» RECORDS TO PROCESS:

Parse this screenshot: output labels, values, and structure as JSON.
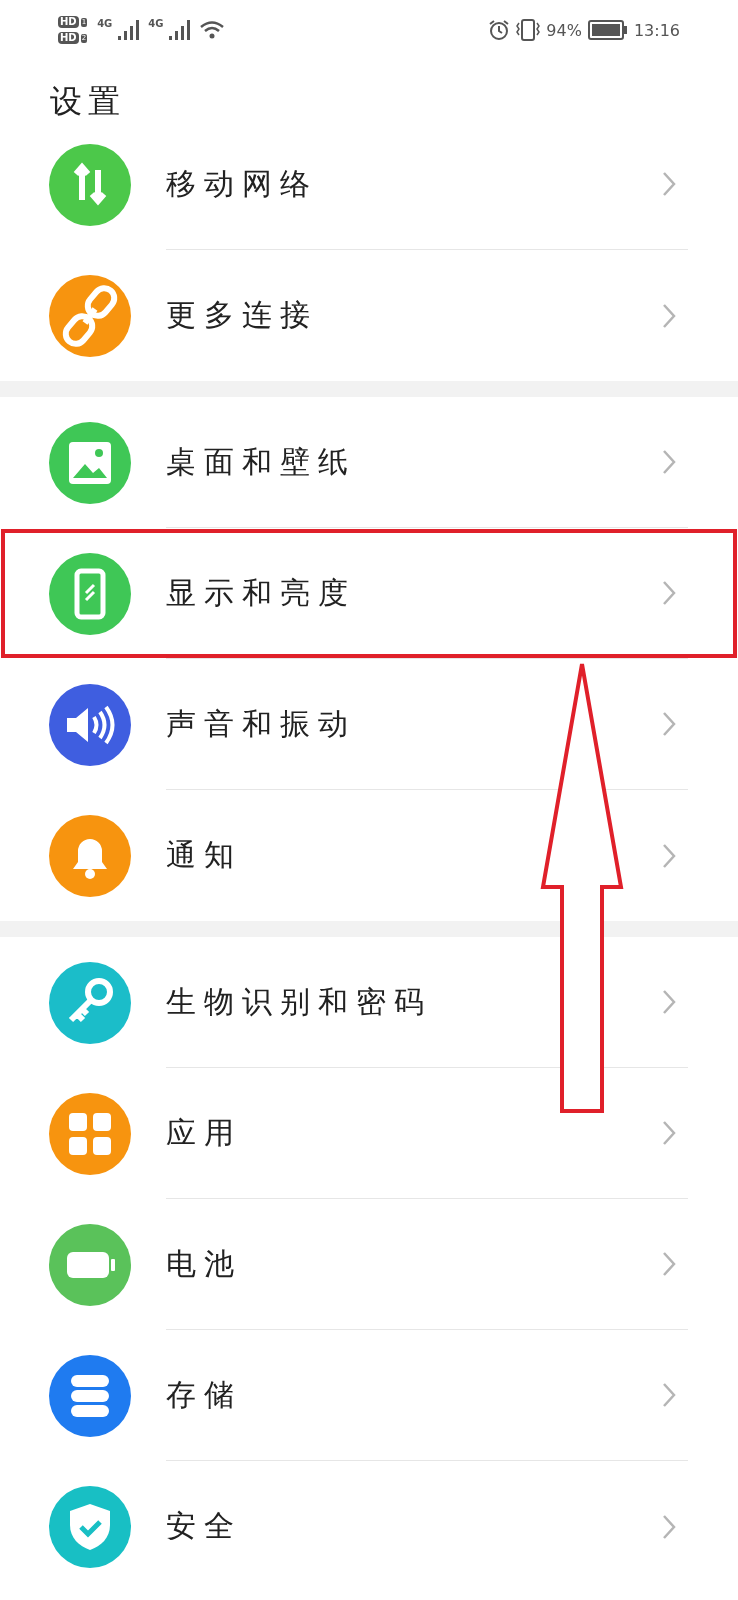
{
  "status_bar": {
    "sims": [
      {
        "label": "HD",
        "slot": "1"
      },
      {
        "label": "HD",
        "slot": "2"
      }
    ],
    "networks": [
      "4G",
      "4G"
    ],
    "battery": "94%",
    "time": "13:16"
  },
  "title": "设置",
  "groups": [
    {
      "items": [
        {
          "label": "移动网络",
          "color": "#4cc84a",
          "highlighted": false
        },
        {
          "label": "更多连接",
          "color": "#f7940f",
          "highlighted": false
        }
      ]
    },
    {
      "items": [
        {
          "label": "桌面和壁纸",
          "color": "#3fc756",
          "highlighted": false
        },
        {
          "label": "显示和亮度",
          "color": "#3fc756",
          "highlighted": true
        },
        {
          "label": "声音和振动",
          "color": "#3f5ee0",
          "highlighted": false
        },
        {
          "label": "通知",
          "color": "#f7940f",
          "highlighted": false
        }
      ]
    },
    {
      "items": [
        {
          "label": "生物识别和密码",
          "color": "#1bbdc9",
          "highlighted": false
        },
        {
          "label": "应用",
          "color": "#f7940f",
          "highlighted": false
        },
        {
          "label": "电池",
          "color": "#5ac25a",
          "highlighted": false
        },
        {
          "label": "存储",
          "color": "#1f7bf0",
          "highlighted": false
        },
        {
          "label": "安全",
          "color": "#18bfc4",
          "highlighted": false
        }
      ]
    }
  ]
}
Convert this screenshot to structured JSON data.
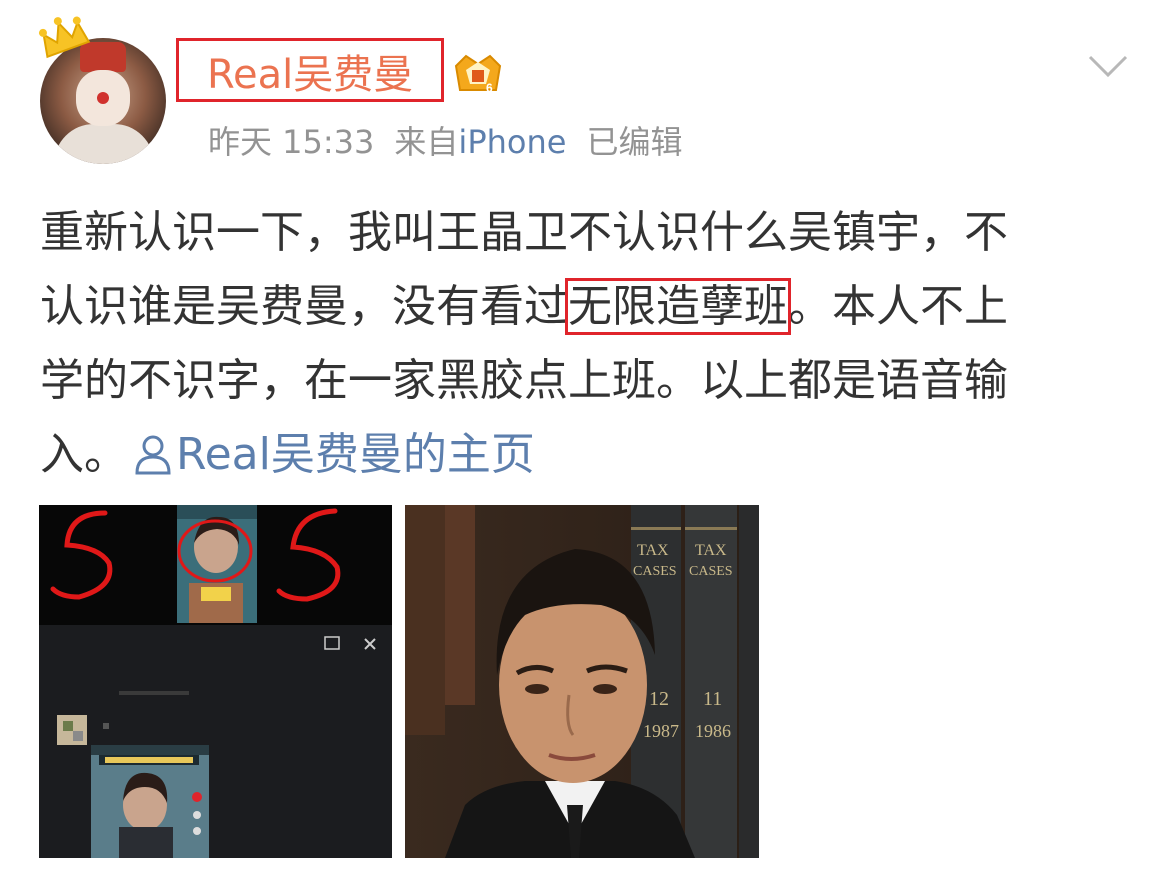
{
  "post": {
    "username": "Real吴费曼",
    "time": "昨天 15:33",
    "source_prefix": "来自",
    "source": "iPhone",
    "edited": "已编辑",
    "text_lines": [
      {
        "before": "重新认识一下，我叫王晶卫不认识什么吴镇宇，不",
        "highlight": "",
        "after": ""
      },
      {
        "before": "认识谁是吴费曼，没有看过",
        "highlight": "无限造孽班",
        "after": "。本人不上"
      },
      {
        "before": "学的不识字，在一家黑胶点上班。以上都是语音输",
        "highlight": "",
        "after": ""
      }
    ],
    "last_line_text": "入。",
    "homepage_link": "Real吴费曼的主页"
  },
  "icons": {
    "avatar": "avatar-image",
    "crown": "crown-icon",
    "vip": "vip-badge-icon",
    "chevron": "chevron-down-icon",
    "person": "person-icon"
  },
  "colors": {
    "username": "#eb7350",
    "link": "#5d7fad",
    "meta": "#939393",
    "highlight_box": "#e0242b"
  },
  "images": [
    {
      "name": "screenshot-collage-image"
    },
    {
      "name": "tv-drama-still-image"
    }
  ]
}
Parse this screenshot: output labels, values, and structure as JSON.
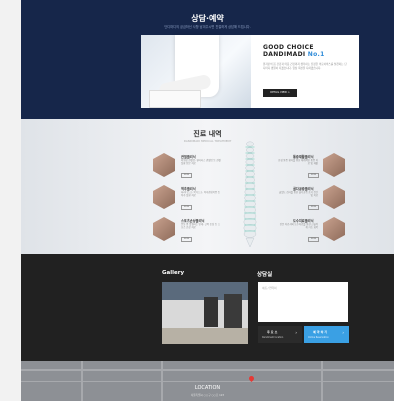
{
  "consult": {
    "title": "상담·예약",
    "subtitle": "단디마디의 궁금하신 사항 남겨주시면 친절하게 상담해 드립니다.",
    "card": {
      "line1": "GOOD CHOICE",
      "line2": "DANDIMADI",
      "line2_accent": "No.1",
      "desc": "환자분의 몸 건강과 마음 건강까지 생각하는 진정한 의료서비스를 실천하는 단디마디 병원이 되겠습니다. 항상 최선을 다하겠습니다.",
      "button": "DETAIL VIEW >"
    }
  },
  "treatment": {
    "title": "진료 내역",
    "subtitle": "DANDIMADI MEDICAL TREATMENT",
    "items": [
      {
        "title": "관절클리닉",
        "desc": "퇴행성 관절염, 류마티스 관절염 등 관절 질환 전문 치료",
        "more": "MORE"
      },
      {
        "title": "척추클리닉",
        "desc": "허리디스크, 목디스크, 척추관협착증 등 척추 질환 치료",
        "more": "MORE"
      },
      {
        "title": "스포츠손상클리닉",
        "desc": "운동 중 발생하는 인대, 근육 손상 등 스포츠 손상 치료",
        "more": "MORE"
      },
      {
        "title": "통증재활클리닉",
        "desc": "만성 통증 환자를 위한 체계적인 통증 치료 및 재활",
        "more": "MORE"
      },
      {
        "title": "골다공증클리닉",
        "desc": "골밀도 검사를 통한 골다공증 조기 진단 및 치료",
        "more": "MORE"
      },
      {
        "title": "도수치료클리닉",
        "desc": "전문 치료사의 도수치료를 통한 근골격계 기능 회복",
        "more": "MORE"
      }
    ]
  },
  "gallery": {
    "title": "Gallery"
  },
  "contact": {
    "title": "상담실",
    "placeholder": "이름 / 연락처",
    "btn1_label": "주 요 소",
    "btn1_sub": "Dandimadi location",
    "btn2_label": "예 약 하 기",
    "btn2_sub": "Online Reservation"
  },
  "location": {
    "title": "LOCATION",
    "address": "서울특별시 ○○구 ○○로 123"
  },
  "colors": {
    "navy": "#16264a",
    "accent": "#2e8bd8",
    "dark": "#212121",
    "blue_button": "#3aa0e4"
  }
}
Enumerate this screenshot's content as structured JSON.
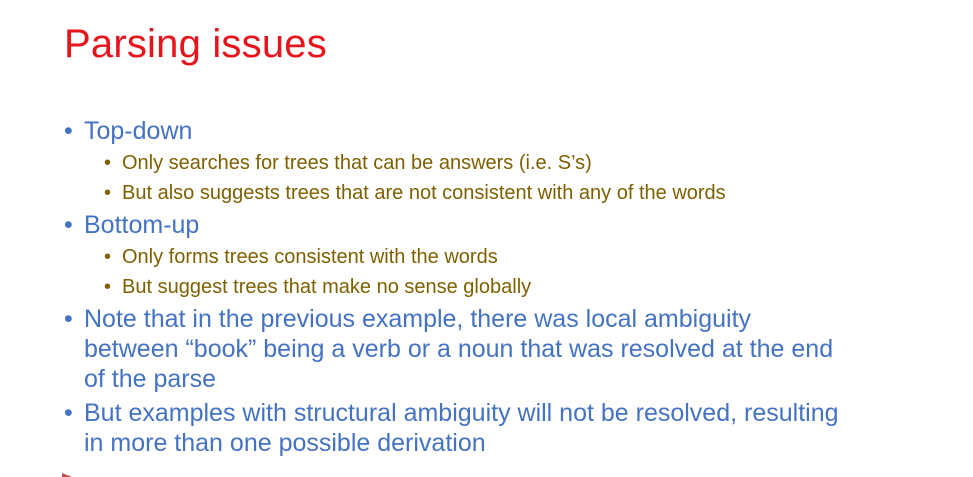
{
  "slide": {
    "title": "Parsing issues",
    "bullet_symbol": "•",
    "items": [
      {
        "text": "Top-down",
        "subitems": [
          "Only searches for trees that can be answers (i.e. S’s)",
          "But also suggests trees that are not consistent with any of the words"
        ]
      },
      {
        "text": "Bottom-up",
        "subitems": [
          "Only forms trees consistent with the words",
          "But suggest trees that make no sense globally"
        ]
      },
      {
        "lines": [
          "Note that in the previous example, there was local ambiguity",
          "between “book” being a verb or a noun that was resolved at the end",
          "of the parse"
        ]
      },
      {
        "lines": [
          "But examples with structural ambiguity will not be resolved, resulting",
          "in more than one possible derivation"
        ]
      }
    ],
    "colors": {
      "title": "#e8141c",
      "level1": "#4472c4",
      "level2": "#7f6000"
    }
  }
}
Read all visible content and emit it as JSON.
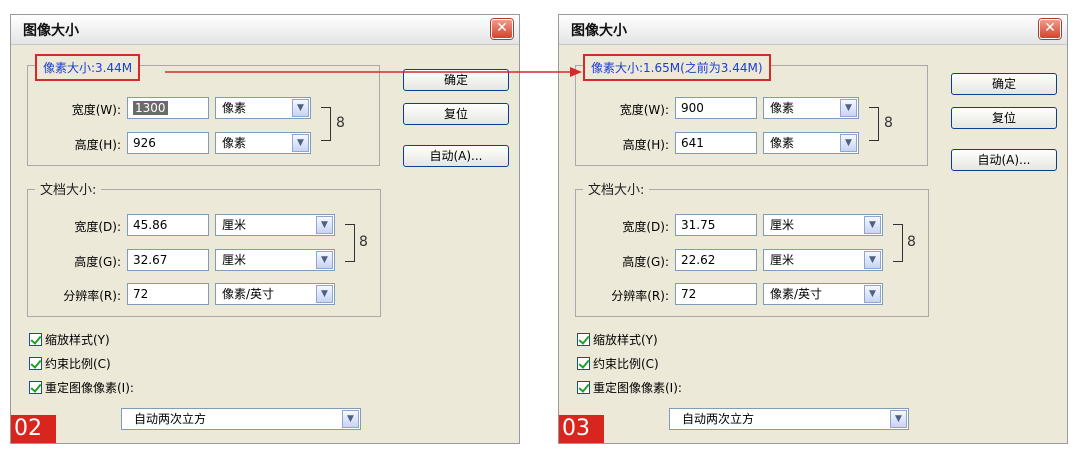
{
  "dialogs": [
    {
      "title": "图像大小",
      "step": "02",
      "pixel_size_label": "像素大小:3.44M",
      "pixel": {
        "width_label": "宽度(W):",
        "width_value": "1300",
        "width_unit": "像素",
        "height_label": "高度(H):",
        "height_value": "926",
        "height_unit": "像素"
      },
      "doc_size_label": "文档大小:",
      "doc": {
        "width_label": "宽度(D):",
        "width_value": "45.86",
        "width_unit": "厘米",
        "height_label": "高度(G):",
        "height_value": "32.67",
        "height_unit": "厘米",
        "resolution_label": "分辨率(R):",
        "resolution_value": "72",
        "resolution_unit": "像素/英寸"
      },
      "buttons": {
        "ok": "确定",
        "reset": "复位",
        "auto": "自动(A)..."
      },
      "checks": {
        "scale_styles": "缩放样式(Y)",
        "constrain": "约束比例(C)",
        "resample": "重定图像像素(I):"
      },
      "resample_method": "自动两次立方"
    },
    {
      "title": "图像大小",
      "step": "03",
      "pixel_size_label": "像素大小:1.65M(之前为3.44M)",
      "pixel": {
        "width_label": "宽度(W):",
        "width_value": "900",
        "width_unit": "像素",
        "height_label": "高度(H):",
        "height_value": "641",
        "height_unit": "像素"
      },
      "doc_size_label": "文档大小:",
      "doc": {
        "width_label": "宽度(D):",
        "width_value": "31.75",
        "width_unit": "厘米",
        "height_label": "高度(G):",
        "height_value": "22.62",
        "height_unit": "厘米",
        "resolution_label": "分辨率(R):",
        "resolution_value": "72",
        "resolution_unit": "像素/英寸"
      },
      "buttons": {
        "ok": "确定",
        "reset": "复位",
        "auto": "自动(A)..."
      },
      "checks": {
        "scale_styles": "缩放样式(Y)",
        "constrain": "约束比例(C)",
        "resample": "重定图像像素(I):"
      },
      "resample_method": "自动两次立方"
    }
  ],
  "colors": {
    "highlight": "#d42a2a",
    "legend_text": "#1a3fd1"
  }
}
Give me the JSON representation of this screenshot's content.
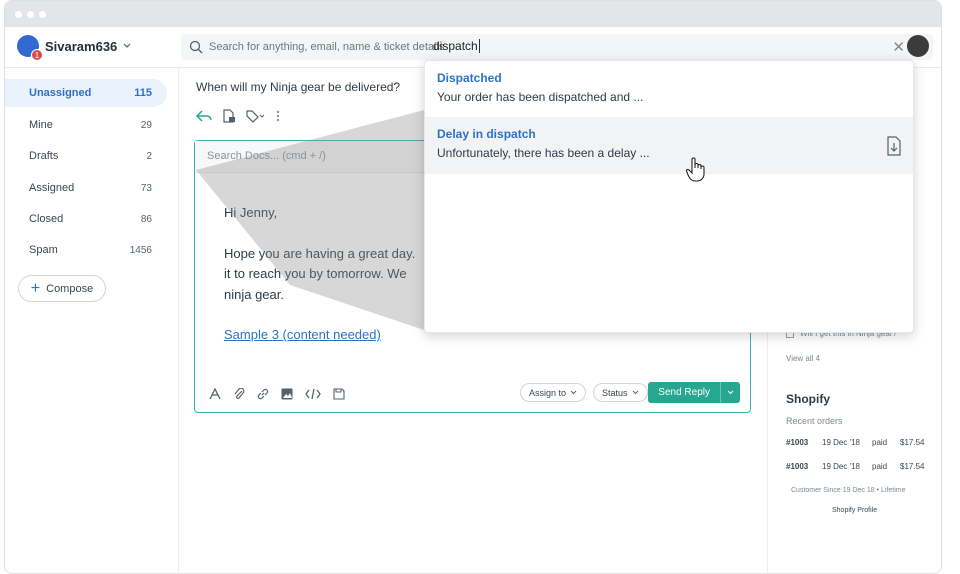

» DO THIS: Of the lines in the data above, how many contain the word "subtitle"? Give only that figure.

» EXERCISE RESULT: 2